**Aim**. Scan the data below. Pull out each line where "экологическую" occurs.

Records excerpted from a collection:
▬▬▬▬▬▬▬▬▬▬
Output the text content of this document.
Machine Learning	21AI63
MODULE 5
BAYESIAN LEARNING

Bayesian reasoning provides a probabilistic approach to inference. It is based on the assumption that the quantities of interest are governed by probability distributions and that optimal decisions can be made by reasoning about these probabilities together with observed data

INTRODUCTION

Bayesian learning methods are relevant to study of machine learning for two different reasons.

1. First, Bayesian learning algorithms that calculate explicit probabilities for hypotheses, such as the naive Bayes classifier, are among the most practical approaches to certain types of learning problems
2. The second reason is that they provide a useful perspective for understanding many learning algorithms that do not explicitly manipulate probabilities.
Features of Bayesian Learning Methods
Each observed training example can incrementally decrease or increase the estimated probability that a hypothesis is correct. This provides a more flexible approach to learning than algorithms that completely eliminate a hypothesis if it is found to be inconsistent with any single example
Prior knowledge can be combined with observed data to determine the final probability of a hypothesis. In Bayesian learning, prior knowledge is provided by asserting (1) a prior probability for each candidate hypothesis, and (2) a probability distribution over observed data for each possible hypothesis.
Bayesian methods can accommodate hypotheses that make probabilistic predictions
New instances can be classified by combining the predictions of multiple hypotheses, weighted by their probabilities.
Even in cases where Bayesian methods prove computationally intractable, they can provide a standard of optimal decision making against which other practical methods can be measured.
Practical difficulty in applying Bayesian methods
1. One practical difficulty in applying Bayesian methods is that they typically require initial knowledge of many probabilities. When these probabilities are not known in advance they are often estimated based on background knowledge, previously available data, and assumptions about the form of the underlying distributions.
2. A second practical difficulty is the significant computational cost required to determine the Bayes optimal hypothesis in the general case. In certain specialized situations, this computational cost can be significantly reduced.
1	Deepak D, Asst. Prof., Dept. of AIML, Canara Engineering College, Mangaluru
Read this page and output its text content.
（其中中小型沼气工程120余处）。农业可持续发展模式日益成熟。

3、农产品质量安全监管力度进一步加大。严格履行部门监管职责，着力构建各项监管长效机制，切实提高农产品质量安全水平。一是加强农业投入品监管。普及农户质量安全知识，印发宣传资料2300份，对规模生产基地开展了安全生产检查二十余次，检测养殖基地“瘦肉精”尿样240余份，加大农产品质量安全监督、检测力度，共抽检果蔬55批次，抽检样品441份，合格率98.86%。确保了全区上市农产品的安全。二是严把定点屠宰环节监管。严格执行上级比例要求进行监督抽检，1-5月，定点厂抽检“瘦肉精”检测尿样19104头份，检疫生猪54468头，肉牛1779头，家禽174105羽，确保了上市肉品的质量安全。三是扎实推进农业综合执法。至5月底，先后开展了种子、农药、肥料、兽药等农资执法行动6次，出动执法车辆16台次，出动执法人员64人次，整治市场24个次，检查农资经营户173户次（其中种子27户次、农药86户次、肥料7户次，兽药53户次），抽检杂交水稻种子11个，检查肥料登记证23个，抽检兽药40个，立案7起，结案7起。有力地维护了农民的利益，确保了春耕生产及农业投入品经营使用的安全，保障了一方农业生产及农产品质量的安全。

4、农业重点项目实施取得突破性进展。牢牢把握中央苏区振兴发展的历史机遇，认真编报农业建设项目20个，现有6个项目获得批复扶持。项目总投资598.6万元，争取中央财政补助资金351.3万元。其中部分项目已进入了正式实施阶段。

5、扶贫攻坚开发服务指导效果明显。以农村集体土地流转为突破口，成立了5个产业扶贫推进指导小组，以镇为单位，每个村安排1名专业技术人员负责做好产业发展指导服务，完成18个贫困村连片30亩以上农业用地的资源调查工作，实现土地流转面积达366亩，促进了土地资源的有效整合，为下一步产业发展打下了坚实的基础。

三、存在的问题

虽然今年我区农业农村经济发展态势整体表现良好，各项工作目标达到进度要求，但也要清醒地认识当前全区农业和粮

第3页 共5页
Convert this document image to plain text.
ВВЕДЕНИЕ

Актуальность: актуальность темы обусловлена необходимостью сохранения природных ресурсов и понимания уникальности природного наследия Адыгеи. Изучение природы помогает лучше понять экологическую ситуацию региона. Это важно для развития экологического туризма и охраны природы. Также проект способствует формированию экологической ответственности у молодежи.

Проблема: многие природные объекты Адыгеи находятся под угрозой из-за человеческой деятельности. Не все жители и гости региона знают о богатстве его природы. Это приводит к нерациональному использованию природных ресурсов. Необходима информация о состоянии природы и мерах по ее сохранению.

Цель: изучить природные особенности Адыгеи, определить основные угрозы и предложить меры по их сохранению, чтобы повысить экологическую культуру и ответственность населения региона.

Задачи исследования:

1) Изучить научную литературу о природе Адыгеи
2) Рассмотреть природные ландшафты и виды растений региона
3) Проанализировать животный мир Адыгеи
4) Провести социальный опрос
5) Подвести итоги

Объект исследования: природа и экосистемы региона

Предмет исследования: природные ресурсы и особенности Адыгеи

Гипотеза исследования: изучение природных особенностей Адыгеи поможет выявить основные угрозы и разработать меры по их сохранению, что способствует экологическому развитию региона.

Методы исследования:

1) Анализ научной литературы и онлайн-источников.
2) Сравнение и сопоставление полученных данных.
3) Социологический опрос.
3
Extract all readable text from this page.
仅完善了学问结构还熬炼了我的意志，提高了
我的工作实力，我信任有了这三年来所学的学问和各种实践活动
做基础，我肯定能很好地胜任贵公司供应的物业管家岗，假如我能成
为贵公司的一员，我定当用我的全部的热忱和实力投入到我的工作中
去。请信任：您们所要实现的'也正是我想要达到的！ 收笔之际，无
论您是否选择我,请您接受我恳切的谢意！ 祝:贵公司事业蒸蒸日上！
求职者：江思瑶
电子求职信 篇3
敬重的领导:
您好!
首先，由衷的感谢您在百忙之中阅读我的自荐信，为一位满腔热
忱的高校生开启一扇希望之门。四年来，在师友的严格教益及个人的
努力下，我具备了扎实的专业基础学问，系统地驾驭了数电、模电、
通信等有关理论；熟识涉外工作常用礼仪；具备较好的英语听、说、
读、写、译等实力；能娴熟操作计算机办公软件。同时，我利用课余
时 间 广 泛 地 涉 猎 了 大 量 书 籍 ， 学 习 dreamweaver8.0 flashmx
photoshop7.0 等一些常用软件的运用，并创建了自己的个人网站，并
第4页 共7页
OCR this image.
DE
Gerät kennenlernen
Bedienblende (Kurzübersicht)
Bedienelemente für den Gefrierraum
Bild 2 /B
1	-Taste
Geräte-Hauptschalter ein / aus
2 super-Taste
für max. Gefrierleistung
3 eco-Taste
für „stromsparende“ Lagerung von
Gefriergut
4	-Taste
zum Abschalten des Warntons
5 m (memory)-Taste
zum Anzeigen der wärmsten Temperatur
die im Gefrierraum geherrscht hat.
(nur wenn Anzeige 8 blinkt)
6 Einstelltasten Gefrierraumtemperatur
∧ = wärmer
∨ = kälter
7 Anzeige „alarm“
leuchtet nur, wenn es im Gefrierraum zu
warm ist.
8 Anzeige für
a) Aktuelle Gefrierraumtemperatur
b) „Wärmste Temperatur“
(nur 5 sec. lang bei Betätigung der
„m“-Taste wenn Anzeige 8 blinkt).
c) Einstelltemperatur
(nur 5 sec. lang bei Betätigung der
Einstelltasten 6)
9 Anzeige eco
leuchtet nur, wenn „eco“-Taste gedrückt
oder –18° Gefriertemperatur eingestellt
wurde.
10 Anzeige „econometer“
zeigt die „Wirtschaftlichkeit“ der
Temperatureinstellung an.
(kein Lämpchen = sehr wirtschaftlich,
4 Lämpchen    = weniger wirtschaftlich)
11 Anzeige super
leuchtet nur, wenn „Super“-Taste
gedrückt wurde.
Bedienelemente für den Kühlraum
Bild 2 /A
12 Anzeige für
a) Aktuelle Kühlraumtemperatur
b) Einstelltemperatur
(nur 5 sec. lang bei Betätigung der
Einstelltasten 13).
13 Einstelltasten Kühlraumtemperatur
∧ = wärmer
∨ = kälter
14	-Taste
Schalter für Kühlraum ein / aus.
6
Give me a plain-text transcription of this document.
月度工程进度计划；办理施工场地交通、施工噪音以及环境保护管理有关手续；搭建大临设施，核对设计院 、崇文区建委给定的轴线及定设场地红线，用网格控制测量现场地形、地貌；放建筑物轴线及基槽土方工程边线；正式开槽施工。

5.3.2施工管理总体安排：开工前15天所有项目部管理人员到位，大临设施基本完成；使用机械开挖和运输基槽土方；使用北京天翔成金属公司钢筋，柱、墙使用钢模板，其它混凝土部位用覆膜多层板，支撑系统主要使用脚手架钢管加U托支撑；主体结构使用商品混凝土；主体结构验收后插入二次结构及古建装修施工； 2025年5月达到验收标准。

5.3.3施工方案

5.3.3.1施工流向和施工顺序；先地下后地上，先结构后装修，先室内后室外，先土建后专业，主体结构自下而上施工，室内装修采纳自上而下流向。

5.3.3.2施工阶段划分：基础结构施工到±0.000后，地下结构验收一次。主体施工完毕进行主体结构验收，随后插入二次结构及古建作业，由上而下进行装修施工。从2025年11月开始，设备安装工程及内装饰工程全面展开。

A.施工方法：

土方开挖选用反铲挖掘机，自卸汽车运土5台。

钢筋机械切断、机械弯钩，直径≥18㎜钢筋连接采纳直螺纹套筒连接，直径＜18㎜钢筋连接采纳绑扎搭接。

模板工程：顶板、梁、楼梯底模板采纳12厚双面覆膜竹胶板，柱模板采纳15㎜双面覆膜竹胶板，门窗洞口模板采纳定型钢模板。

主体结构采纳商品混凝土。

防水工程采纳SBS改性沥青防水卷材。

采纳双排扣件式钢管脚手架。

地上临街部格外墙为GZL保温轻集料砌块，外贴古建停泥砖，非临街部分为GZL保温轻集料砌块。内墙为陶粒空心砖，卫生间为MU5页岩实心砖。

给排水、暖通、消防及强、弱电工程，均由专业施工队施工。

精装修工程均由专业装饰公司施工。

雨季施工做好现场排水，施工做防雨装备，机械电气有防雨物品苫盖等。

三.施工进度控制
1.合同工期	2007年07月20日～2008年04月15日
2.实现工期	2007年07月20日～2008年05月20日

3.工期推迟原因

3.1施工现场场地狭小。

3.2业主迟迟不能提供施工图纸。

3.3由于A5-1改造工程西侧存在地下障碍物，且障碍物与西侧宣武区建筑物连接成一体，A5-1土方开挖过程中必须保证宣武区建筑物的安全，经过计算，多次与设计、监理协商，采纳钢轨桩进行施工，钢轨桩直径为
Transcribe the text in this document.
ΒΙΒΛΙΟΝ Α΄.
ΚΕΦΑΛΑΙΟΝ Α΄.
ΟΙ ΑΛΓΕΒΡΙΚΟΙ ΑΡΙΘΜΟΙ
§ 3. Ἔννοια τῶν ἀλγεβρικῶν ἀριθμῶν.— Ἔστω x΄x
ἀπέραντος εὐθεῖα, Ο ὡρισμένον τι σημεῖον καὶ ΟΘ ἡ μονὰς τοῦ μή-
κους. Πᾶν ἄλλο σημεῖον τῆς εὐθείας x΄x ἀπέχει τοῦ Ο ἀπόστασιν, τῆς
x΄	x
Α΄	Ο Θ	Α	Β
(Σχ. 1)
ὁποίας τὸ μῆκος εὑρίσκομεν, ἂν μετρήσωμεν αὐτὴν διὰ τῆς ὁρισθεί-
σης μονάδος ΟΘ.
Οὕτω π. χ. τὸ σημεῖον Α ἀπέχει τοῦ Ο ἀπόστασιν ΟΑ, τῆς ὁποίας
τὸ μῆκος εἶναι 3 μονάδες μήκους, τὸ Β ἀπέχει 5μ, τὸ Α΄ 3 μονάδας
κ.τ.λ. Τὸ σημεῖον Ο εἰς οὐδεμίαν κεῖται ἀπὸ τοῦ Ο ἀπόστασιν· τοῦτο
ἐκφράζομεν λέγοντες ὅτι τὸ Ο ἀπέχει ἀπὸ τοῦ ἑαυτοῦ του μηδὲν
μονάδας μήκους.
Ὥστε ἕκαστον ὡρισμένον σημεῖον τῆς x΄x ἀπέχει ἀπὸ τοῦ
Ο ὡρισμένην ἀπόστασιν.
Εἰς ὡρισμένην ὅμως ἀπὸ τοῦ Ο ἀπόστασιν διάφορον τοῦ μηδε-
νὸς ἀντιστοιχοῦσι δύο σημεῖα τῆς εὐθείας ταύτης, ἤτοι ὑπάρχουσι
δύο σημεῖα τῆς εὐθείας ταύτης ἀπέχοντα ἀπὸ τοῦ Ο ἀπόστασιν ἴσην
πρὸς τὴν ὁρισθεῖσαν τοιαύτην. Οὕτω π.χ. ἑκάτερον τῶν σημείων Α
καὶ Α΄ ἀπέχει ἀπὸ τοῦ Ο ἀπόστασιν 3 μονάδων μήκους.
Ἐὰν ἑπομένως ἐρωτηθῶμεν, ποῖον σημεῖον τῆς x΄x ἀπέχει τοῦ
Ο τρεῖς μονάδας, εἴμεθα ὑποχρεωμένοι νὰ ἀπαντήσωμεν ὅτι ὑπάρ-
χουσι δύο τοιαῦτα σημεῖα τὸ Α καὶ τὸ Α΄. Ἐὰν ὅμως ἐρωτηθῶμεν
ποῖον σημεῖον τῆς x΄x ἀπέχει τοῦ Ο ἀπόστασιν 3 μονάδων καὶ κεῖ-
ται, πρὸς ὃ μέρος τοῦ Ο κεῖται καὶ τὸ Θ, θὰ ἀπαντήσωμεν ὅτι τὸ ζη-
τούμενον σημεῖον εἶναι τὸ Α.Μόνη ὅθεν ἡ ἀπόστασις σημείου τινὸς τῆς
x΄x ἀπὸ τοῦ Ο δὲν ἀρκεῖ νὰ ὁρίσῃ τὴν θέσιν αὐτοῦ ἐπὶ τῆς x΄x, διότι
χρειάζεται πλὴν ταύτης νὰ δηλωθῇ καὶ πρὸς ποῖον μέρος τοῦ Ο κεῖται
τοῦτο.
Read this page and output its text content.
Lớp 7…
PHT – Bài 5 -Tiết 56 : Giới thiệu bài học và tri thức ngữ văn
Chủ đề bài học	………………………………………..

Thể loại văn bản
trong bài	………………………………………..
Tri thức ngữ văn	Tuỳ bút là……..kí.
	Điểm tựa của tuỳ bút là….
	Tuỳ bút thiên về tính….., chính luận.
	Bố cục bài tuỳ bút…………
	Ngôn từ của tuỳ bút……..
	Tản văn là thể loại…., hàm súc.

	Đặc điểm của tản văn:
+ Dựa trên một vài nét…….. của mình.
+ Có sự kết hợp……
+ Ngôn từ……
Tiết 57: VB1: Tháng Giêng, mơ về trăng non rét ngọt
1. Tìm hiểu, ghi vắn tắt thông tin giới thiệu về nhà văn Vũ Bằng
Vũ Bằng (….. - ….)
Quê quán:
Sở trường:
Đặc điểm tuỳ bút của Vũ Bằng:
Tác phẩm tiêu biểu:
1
▬▬▬▬▬▬▬▬▬▬
**Solution for this exercise**.
Актуальность: актуальность темы обусловлена необходимостью сохранения природных ресурсов и понимания уникальности природного наследия Адыгеи. Изучение природы помогает лучше понять экологическую ситуацию региона. Это важно для развития экологического туризма и охраны природы. Также проект способствует формированию экологической ответственности у молодежи.
Цель: изучить природные особенности Адыгеи, определить основные угрозы и предложить меры по их сохранению, чтобы повысить экологическую культуру и ответственность населения региона.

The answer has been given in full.